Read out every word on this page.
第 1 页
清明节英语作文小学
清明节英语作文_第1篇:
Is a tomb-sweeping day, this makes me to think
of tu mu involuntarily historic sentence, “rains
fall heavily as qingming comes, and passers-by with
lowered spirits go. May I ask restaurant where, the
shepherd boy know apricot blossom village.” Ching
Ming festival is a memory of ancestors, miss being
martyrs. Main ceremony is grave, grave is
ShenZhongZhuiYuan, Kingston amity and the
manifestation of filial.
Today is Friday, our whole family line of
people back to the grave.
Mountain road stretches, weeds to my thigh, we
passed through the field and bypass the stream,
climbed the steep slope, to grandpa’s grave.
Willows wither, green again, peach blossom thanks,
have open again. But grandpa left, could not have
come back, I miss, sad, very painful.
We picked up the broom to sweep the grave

• • • • • • •

> **WORK TO BE COMPLETED**
Return every line exactly.

> **THE COMPLETED TASK**
Read out every word on this page.
第 1 页
清明节英语作文小学
清明节英语作文_第1篇:
Is a tomb-sweeping day, this makes me to think
of tu mu involuntarily historic sentence, “rains
fall heavily as qingming comes, and passers-by with
lowered spirits go. May I ask restaurant where, the
shepherd boy know apricot blossom village.” Ching
Ming festival is a memory of ancestors, miss being
martyrs. Main ceremony is grave, grave is
ShenZhongZhuiYuan, Kingston amity and the
manifestation of filial.
Today is Friday, our whole family line of
people back to the grave.
Mountain road stretches, weeds to my thigh, we
passed through the field and bypass the stream,
climbed the steep slope, to grandpa’s grave.
Willows wither, green again, peach blossom thanks,
have open again. But grandpa left, could not have
come back, I miss, sad, very painful.
We picked up the broom to sweep the grave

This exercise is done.